[RECORDS SHOWN]
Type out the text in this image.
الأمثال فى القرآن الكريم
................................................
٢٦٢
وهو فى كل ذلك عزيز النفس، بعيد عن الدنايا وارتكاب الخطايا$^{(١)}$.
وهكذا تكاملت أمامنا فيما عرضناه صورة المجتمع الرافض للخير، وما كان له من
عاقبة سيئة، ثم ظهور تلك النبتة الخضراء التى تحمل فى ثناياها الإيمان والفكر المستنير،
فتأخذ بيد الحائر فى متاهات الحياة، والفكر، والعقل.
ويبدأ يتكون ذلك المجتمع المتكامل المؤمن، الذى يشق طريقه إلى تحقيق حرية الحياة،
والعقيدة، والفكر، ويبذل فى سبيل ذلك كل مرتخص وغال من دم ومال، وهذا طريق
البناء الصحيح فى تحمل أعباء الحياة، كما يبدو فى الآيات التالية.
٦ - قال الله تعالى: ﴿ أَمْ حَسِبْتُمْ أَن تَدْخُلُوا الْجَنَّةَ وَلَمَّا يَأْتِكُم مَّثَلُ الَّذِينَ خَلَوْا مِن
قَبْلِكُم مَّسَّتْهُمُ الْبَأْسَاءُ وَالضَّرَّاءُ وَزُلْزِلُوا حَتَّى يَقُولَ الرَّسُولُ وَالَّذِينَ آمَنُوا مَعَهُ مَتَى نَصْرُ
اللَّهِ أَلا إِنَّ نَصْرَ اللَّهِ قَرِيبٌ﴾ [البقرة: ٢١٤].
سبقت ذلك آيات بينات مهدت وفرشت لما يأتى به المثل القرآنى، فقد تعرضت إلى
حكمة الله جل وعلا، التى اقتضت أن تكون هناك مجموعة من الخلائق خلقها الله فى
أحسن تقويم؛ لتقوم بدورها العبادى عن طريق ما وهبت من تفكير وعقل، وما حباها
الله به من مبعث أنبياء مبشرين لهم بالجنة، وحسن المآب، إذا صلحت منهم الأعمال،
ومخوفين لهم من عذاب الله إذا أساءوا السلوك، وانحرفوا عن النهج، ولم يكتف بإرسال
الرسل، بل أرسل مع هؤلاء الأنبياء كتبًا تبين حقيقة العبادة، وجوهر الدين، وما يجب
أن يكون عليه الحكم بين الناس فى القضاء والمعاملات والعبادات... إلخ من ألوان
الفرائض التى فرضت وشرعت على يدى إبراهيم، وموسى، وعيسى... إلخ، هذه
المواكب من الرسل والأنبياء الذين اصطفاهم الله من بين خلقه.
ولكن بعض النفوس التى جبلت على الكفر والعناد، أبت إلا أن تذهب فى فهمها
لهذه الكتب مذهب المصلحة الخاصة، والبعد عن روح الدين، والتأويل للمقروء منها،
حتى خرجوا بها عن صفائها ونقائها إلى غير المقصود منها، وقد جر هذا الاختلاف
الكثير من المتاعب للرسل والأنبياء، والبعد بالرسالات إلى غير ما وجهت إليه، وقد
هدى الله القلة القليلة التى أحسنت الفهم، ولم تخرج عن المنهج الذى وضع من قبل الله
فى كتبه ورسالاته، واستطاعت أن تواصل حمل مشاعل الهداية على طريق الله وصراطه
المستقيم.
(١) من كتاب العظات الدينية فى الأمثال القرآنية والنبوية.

[REQUIREMENT] Give every line of the material that includes the string "والفكر".

[CORRECT OUTPUT]
عاقبة سيئة، ثم ظهور تلك النبتة الخضراء التى تحمل فى ثناياها الإيمان والفكر المستنير،
فتأخذ بيد الحائر فى متاهات الحياة، والفكر، والعقل.
والعقيدة، والفكر، ويبذل فى سبيل ذلك كل مرتخص وغال من دم ومال، وهذا طريق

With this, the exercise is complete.